▶ [WHAT THE EXERCISE ASKS]: Reproduce the records exactly.

▶ [Data items]:
+ + + + +

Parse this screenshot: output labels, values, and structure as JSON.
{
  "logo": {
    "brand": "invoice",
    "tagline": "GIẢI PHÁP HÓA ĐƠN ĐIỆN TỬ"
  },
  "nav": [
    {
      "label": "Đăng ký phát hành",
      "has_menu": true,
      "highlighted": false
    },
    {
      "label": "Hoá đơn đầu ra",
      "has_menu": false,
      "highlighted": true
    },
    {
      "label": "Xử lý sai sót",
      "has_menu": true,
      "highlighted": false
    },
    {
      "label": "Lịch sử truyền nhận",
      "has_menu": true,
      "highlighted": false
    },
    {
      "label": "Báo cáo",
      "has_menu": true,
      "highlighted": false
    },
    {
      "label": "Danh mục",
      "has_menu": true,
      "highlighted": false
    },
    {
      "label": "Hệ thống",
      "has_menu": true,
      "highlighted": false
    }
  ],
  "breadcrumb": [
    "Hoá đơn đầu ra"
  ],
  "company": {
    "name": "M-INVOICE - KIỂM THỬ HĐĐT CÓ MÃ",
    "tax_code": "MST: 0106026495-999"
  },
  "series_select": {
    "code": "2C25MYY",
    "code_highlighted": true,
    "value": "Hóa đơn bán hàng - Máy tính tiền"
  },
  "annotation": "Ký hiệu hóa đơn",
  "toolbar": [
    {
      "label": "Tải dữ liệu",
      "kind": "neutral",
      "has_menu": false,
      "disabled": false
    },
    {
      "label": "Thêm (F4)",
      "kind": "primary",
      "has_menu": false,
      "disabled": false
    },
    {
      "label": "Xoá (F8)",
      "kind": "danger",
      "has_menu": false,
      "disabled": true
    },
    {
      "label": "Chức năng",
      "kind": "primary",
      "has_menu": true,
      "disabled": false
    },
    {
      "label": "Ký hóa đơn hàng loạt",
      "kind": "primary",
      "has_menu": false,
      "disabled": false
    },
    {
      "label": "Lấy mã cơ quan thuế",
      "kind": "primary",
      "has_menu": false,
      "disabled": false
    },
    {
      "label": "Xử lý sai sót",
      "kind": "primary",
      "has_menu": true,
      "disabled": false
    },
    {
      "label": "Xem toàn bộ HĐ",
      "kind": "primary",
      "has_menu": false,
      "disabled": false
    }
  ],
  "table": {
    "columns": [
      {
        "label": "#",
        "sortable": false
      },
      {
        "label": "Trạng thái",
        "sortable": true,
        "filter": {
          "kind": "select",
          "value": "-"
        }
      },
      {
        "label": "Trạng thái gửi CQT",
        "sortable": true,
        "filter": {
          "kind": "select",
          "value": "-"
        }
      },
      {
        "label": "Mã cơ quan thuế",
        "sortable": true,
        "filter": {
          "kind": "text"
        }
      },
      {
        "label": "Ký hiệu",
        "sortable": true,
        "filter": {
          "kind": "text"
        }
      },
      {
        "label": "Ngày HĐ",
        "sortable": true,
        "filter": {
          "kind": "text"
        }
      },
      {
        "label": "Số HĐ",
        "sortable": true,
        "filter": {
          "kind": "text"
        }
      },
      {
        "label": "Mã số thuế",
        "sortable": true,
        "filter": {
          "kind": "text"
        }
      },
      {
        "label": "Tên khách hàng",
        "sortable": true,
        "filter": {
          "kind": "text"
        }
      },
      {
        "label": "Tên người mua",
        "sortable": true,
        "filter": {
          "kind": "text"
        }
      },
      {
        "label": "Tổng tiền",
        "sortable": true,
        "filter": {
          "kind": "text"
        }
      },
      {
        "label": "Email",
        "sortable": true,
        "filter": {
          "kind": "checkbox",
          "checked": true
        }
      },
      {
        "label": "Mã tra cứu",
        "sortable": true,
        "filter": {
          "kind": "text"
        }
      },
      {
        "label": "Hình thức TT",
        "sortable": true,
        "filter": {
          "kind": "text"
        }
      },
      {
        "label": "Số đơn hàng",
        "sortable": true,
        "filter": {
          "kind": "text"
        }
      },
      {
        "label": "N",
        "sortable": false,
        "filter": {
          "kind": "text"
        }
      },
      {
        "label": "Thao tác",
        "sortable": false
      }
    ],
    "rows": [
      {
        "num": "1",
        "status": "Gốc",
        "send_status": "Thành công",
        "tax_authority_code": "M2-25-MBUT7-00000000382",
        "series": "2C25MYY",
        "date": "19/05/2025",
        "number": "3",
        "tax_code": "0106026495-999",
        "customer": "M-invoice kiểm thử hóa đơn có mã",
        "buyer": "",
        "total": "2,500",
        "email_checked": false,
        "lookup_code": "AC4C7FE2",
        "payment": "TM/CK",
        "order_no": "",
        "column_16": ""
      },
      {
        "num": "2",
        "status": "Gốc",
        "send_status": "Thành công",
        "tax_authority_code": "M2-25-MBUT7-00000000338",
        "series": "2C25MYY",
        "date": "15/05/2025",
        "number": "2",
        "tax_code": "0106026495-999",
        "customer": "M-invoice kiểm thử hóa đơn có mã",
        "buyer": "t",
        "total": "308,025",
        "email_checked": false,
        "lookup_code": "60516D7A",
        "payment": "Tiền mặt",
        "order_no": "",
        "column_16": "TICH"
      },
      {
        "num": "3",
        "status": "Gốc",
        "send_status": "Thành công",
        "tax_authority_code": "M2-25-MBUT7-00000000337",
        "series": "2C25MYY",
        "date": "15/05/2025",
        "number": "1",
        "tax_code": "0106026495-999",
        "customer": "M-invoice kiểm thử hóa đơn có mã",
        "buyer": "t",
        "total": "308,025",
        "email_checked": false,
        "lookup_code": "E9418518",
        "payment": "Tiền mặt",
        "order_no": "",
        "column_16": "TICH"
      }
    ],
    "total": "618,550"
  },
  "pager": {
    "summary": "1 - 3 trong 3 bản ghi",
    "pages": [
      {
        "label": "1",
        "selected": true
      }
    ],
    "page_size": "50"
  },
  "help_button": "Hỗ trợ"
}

+ + + + +

▶ [SOLUTION FOR THIS TASK]:
Parse this screenshot: output labels, values, and structure as JSON.
{
  "logo": {
    "brand": "invoice",
    "tagline": "GIẢI PHÁP HÓA ĐƠN ĐIỆN TỬ"
  },
  "nav": [
    {
      "label": "Đăng ký phát hành",
      "has_menu": true,
      "highlighted": false
    },
    {
      "label": "Hoá đơn đầu ra",
      "has_menu": false,
      "highlighted": true
    },
    {
      "label": "Xử lý sai sót",
      "has_menu": true,
      "highlighted": false
    },
    {
      "label": "Lịch sử truyền nhận",
      "has_menu": true,
      "highlighted": false
    },
    {
      "label": "Báo cáo",
      "has_menu": true,
      "highlighted": false
    },
    {
      "label": "Danh mục",
      "has_menu": true,
      "highlighted": false
    },
    {
      "label": "Hệ thống",
      "has_menu": true,
      "highlighted": false
    }
  ],
  "breadcrumb": [
    "Hoá đơn đầu ra"
  ],
  "company": {
    "name": "M-INVOICE - KIỂM THỬ HĐĐT CÓ MÃ",
    "tax_code": "MST: 0106026495-999"
  },
  "series_select": {
    "code": "2C25MYY",
    "code_highlighted": true,
    "value": "Hóa đơn bán hàng - Máy tính tiền"
  },
  "annotation": "Ký hiệu hóa đơn",
  "toolbar": [
    {
      "label": "Tải dữ liệu",
      "kind": "neutral",
      "has_menu": false,
      "disabled": false
    },
    {
      "label": "Thêm (F4)",
      "kind": "primary",
      "has_menu": false,
      "disabled": false
    },
    {
      "label": "Xoá (F8)",
      "kind": "danger",
      "has_menu": false,
      "disabled": true
    },
    {
      "label": "Chức năng",
      "kind": "primary",
      "has_menu": true,
      "disabled": false
    },
    {
      "label": "Ký hóa đơn hàng loạt",
      "kind": "primary",
      "has_menu": false,
      "disabled": false
    },
    {
      "label": "Lấy mã cơ quan thuế",
      "kind": "primary",
      "has_menu": false,
      "disabled": false
    },
    {
      "label": "Xử lý sai sót",
      "kind": "primary",
      "has_menu": true,
      "disabled": false
    },
    {
      "label": "Xem toàn bộ HĐ",
      "kind": "primary",
      "has_menu": false,
      "disabled": false
    }
  ],
  "table": {
    "columns": [
      {
        "label": "#",
        "sortable": false
      },
      {
        "label": "Trạng thái",
        "sortable": true,
        "filter": {
          "kind": "select",
          "value": "-"
        }
      },
      {
        "label": "Trạng thái gửi CQT",
        "sortable": true,
        "filter": {
          "kind": "select",
          "value": "-"
        }
      },
      {
        "label": "Mã cơ quan thuế",
        "sortable": true,
        "filter": {
          "kind": "text"
        }
      },
      {
        "label": "Ký hiệu",
        "sortable": true,
        "filter": {
          "kind": "text"
        }
      },
      {
        "label": "Ngày HĐ",
        "sortable": true,
        "filter": {
          "kind": "text"
        }
      },
      {
        "label": "Số HĐ",
        "sortable": true,
        "filter": {
          "kind": "text"
        }
      },
      {
        "label": "Mã số thuế",
        "sortable": true,
        "filter": {
          "kind": "text"
        }
      },
      {
        "label": "Tên khách hàng",
        "sortable": true,
        "filter": {
          "kind": "text"
        }
      },
      {
        "label": "Tên người mua",
        "sortable": true,
        "filter": {
          "kind": "text"
        }
      },
      {
        "label": "Tổng tiền",
        "sortable": true,
        "filter": {
          "kind": "text"
        }
      },
      {
        "label": "Email",
        "sortable": true,
        "filter": {
          "kind": "checkbox",
          "checked": true
        }
      },
      {
        "label": "Mã tra cứu",
        "sortable": true,
        "filter": {
          "kind": "text"
        }
      },
      {
        "label": "Hình thức TT",
        "sortable": true,
        "filter": {
          "kind": "text"
        }
      },
      {
        "label": "Số đơn hàng",
        "sortable": true,
        "filter": {
          "kind": "text"
        }
      },
      {
        "label": "N",
        "sortable": false,
        "filter": {
          "kind": "text"
        }
      },
      {
        "label": "Thao tác",
        "sortable": false
      }
    ],
    "rows": [
      {
        "num": "1",
        "status": "Gốc",
        "send_status": "Thành công",
        "tax_authority_code": "M2-25-MBUT7-00000000382",
        "series": "2C25MYY",
        "date": "19/05/2025",
        "number": "3",
        "tax_code": "0106026495-999",
        "customer": "M-invoice kiểm thử hóa đơn có mã",
        "buyer": "",
        "total": "2,500",
        "email_checked": false,
        "lookup_code": "AC4C7FE2",
        "payment": "TM/CK",
        "order_no": "",
        "column_16": ""
      },
      {
        "num": "2",
        "status": "Gốc",
        "send_status": "Thành công",
        "tax_authority_code": "M2-25-MBUT7-00000000338",
        "series": "2C25MYY",
        "date": "15/05/2025",
        "number": "2",
        "tax_code": "0106026495-999",
        "customer": "M-invoice kiểm thử hóa đơn có mã",
        "buyer": "t",
        "total": "308,025",
        "email_checked": false,
        "lookup_code": "60516D7A",
        "payment": "Tiền mặt",
        "order_no": "",
        "column_16": "TICH"
      },
      {
        "num": "3",
        "status": "Gốc",
        "send_status": "Thành công",
        "tax_authority_code": "M2-25-MBUT7-00000000337",
        "series": "2C25MYY",
        "date": "15/05/2025",
        "number": "1",
        "tax_code": "0106026495-999",
        "customer": "M-invoice kiểm thử hóa đơn có mã",
        "buyer": "t",
        "total": "308,025",
        "email_checked": false,
        "lookup_code": "E9418518",
        "payment": "Tiền mặt",
        "order_no": "",
        "column_16": "TICH"
      }
    ],
    "total": "618,550"
  },
  "pager": {
    "summary": "1 - 3 trong 3 bản ghi",
    "pages": [
      {
        "label": "1",
        "selected": true
      }
    ],
    "page_size": "50"
  },
  "help_button": "Hỗ trợ"
}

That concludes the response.